= Direction =
Show every line containing "клипа" by copying it.

Stored data entries
-----

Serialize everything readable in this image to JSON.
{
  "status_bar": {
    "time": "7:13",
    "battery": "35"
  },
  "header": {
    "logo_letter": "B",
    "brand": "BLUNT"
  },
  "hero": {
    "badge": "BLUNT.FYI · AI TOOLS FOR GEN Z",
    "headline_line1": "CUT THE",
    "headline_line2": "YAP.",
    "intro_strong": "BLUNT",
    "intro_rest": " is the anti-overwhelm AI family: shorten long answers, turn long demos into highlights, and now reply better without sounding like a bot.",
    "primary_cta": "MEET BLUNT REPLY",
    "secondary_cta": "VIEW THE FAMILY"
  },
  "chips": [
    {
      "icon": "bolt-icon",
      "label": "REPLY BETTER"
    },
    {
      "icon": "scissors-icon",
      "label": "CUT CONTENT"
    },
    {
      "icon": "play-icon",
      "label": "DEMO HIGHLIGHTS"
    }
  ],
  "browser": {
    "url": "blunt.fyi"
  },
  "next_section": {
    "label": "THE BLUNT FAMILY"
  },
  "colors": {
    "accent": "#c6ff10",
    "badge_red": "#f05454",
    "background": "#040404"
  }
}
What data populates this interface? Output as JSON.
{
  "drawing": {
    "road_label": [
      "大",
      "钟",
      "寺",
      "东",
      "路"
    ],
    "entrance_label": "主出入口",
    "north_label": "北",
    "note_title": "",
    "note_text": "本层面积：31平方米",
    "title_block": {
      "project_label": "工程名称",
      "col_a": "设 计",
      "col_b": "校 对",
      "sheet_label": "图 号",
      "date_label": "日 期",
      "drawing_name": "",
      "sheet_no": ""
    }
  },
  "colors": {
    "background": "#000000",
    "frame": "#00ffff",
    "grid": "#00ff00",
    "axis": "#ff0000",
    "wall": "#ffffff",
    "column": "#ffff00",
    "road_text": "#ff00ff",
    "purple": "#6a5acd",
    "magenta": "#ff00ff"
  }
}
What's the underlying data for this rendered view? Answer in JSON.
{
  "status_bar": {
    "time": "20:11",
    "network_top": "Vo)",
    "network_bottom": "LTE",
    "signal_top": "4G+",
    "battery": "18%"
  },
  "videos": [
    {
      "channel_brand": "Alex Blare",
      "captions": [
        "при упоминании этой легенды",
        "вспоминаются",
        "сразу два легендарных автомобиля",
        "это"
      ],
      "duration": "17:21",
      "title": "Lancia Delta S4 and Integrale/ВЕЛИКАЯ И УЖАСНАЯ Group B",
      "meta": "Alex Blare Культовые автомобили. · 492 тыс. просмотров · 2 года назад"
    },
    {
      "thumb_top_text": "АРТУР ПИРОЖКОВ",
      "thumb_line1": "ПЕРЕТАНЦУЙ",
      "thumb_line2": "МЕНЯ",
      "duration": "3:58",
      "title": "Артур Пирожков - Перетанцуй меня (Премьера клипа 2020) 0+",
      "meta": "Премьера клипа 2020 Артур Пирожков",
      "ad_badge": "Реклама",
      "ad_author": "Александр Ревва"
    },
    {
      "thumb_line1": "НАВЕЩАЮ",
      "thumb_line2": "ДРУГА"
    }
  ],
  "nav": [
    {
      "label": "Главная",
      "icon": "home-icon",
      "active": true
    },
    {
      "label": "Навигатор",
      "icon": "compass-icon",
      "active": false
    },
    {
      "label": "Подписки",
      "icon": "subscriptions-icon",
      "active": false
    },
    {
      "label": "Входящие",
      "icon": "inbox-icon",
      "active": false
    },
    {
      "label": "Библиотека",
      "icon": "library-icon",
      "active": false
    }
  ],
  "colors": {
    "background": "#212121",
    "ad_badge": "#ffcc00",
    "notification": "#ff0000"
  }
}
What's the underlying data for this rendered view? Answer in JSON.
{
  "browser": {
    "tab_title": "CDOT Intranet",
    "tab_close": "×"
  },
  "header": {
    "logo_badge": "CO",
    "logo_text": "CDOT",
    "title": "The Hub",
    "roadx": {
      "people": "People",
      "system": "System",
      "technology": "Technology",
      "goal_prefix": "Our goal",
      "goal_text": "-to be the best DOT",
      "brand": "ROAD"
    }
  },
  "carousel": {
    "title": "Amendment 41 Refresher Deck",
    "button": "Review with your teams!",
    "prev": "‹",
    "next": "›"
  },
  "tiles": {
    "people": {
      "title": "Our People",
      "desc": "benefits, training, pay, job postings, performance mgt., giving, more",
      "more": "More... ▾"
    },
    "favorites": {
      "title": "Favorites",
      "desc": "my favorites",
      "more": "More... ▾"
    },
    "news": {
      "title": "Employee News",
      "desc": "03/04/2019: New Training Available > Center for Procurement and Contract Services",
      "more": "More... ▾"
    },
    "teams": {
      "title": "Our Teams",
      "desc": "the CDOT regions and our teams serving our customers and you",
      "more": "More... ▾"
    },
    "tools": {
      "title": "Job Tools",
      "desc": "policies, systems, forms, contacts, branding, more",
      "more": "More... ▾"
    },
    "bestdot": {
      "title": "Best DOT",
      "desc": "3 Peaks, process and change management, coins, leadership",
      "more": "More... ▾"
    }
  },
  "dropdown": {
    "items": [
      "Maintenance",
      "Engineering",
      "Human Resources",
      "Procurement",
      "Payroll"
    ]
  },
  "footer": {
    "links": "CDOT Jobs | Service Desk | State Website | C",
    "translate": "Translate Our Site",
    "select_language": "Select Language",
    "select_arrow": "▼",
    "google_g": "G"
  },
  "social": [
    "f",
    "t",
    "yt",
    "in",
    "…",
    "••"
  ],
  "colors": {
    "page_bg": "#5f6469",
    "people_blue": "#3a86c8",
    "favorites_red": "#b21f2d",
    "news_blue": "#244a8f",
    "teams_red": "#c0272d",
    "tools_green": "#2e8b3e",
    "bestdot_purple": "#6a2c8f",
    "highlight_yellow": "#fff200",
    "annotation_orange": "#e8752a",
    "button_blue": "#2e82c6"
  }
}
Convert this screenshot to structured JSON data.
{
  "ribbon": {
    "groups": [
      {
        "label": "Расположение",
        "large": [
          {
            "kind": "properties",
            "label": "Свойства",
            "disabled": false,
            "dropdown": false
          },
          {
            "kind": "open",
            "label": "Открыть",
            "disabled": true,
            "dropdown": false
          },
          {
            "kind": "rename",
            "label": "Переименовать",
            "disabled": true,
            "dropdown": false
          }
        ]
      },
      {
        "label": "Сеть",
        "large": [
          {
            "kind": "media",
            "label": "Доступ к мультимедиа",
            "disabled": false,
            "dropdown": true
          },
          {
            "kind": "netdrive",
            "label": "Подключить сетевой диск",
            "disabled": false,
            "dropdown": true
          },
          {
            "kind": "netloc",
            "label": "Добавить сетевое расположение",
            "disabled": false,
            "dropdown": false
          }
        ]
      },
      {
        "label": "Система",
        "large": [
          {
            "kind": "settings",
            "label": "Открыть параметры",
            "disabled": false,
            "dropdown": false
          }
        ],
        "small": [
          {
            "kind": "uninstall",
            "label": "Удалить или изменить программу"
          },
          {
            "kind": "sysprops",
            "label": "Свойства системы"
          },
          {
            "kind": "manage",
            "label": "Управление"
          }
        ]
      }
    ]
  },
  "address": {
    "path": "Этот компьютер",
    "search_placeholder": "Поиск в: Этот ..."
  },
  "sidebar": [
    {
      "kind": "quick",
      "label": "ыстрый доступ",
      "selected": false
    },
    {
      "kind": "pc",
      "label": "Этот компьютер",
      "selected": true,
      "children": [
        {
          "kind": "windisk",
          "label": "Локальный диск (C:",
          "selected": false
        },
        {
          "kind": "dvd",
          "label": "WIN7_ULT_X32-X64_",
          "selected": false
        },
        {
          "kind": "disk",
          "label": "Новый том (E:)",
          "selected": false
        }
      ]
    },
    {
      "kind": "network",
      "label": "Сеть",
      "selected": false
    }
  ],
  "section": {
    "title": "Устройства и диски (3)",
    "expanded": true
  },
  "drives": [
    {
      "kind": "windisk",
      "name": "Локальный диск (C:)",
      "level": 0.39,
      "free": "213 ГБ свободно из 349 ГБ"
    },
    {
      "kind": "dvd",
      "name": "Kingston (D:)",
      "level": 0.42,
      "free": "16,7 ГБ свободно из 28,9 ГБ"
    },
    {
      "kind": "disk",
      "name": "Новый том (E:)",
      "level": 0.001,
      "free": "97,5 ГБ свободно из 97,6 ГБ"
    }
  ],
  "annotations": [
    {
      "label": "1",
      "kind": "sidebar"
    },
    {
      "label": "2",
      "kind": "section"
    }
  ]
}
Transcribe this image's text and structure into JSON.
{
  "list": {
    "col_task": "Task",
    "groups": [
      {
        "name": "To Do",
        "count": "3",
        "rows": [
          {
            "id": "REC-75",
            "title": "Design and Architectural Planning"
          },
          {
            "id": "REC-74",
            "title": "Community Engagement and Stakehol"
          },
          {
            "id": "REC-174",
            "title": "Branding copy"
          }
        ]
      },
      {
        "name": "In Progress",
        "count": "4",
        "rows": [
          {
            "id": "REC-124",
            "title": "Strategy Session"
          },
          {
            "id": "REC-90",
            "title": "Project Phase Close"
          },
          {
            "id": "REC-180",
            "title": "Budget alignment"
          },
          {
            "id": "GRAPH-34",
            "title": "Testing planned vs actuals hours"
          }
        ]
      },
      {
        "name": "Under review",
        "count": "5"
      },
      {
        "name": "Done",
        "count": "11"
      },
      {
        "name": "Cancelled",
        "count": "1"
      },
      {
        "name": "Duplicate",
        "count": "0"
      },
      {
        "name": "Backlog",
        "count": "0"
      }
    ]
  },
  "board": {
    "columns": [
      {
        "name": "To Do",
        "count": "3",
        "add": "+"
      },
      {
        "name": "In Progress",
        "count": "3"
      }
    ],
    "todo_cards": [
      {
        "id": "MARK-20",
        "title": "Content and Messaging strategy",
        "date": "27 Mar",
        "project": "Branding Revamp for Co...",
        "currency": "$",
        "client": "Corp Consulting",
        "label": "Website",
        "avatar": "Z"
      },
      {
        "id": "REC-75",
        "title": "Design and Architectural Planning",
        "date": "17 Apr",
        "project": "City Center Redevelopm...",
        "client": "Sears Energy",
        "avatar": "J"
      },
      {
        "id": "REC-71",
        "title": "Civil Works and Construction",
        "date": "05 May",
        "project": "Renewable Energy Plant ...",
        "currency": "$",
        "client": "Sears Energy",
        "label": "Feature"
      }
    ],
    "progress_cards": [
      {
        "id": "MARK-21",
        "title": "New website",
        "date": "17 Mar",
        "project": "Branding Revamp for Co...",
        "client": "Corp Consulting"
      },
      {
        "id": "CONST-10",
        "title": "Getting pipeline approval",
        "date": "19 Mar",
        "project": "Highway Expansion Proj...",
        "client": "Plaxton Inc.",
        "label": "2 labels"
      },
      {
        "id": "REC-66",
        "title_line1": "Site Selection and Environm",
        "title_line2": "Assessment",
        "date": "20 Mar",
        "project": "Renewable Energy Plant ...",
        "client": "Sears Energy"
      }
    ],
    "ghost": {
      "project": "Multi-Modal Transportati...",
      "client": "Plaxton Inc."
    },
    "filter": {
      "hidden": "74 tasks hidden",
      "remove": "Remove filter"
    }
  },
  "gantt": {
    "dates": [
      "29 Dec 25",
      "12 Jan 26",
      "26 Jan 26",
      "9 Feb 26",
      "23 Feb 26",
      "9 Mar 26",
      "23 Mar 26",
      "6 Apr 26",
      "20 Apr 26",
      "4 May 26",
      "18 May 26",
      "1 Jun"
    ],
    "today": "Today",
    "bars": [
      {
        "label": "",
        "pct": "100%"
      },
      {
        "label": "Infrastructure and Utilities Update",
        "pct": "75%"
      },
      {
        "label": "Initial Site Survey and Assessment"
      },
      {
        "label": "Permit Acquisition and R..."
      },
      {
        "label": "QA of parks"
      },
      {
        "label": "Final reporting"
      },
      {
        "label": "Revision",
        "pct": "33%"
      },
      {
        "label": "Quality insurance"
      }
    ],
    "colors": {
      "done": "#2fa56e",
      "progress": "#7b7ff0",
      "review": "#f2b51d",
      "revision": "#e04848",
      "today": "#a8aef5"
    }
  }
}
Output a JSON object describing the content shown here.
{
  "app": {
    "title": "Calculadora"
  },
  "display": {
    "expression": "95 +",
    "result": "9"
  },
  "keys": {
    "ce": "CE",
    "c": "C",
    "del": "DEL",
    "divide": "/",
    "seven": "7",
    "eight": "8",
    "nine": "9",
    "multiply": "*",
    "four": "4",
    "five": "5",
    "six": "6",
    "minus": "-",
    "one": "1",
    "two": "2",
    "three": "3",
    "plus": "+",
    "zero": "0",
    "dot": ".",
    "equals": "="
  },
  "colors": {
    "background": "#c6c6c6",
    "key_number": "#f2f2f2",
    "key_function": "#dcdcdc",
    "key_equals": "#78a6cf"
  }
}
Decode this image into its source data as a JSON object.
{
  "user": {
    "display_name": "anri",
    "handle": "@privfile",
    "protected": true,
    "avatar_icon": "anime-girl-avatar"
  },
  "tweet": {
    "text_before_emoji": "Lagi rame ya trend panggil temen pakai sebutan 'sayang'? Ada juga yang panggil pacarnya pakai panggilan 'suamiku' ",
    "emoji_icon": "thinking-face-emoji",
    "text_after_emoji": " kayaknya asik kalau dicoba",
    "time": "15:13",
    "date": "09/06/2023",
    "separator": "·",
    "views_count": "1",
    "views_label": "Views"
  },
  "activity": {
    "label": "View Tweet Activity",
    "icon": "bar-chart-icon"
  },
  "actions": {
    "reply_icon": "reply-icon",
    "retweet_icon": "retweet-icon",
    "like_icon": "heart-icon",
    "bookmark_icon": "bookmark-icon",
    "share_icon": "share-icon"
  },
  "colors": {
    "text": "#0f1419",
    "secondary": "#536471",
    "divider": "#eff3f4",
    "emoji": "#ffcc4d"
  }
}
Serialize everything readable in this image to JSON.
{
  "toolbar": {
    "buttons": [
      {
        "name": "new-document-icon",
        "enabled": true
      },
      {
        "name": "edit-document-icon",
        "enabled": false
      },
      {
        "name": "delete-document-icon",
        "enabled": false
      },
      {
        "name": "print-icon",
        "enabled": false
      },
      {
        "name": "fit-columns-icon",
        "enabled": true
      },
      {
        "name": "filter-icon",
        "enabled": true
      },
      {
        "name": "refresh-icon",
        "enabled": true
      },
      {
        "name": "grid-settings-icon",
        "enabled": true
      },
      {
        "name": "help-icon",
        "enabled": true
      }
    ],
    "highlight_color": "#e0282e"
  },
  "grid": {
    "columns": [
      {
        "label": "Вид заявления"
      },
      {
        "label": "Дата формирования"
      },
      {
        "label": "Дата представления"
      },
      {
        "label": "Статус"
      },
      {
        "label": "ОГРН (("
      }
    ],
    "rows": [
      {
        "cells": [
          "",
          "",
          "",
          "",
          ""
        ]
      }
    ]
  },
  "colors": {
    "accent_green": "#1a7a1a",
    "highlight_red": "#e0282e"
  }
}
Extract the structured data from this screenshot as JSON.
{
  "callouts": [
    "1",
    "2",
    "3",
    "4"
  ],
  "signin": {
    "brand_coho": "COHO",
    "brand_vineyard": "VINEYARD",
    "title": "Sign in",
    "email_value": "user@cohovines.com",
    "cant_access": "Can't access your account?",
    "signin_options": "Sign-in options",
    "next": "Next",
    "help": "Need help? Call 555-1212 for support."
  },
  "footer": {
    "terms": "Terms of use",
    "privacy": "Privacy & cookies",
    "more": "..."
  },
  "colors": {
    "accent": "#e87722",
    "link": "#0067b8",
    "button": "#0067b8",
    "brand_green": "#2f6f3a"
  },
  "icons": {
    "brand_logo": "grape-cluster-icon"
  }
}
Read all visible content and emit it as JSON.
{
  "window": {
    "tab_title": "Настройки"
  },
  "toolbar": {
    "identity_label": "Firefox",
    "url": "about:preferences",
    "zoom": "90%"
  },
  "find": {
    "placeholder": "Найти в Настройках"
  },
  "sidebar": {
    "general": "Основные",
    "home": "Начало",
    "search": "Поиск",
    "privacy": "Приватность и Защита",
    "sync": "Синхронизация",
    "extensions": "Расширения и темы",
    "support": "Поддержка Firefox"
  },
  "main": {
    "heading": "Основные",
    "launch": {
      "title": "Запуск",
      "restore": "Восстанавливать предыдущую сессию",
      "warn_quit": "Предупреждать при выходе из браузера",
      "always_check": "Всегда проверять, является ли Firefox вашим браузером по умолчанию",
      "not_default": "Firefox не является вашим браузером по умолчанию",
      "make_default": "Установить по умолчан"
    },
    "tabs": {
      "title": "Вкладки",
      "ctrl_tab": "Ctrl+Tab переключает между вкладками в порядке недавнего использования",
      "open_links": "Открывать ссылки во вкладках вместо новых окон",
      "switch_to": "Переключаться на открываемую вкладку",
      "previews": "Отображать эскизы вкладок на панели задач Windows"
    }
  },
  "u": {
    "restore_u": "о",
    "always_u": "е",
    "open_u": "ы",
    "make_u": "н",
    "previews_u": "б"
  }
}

-----

= Solved problem =
      "title": "Артур Пирожков - Перетанцуй меня (Премьера клипа 2020) 0+",
      "meta": "Премьера клипа 2020 Артур Пирожков",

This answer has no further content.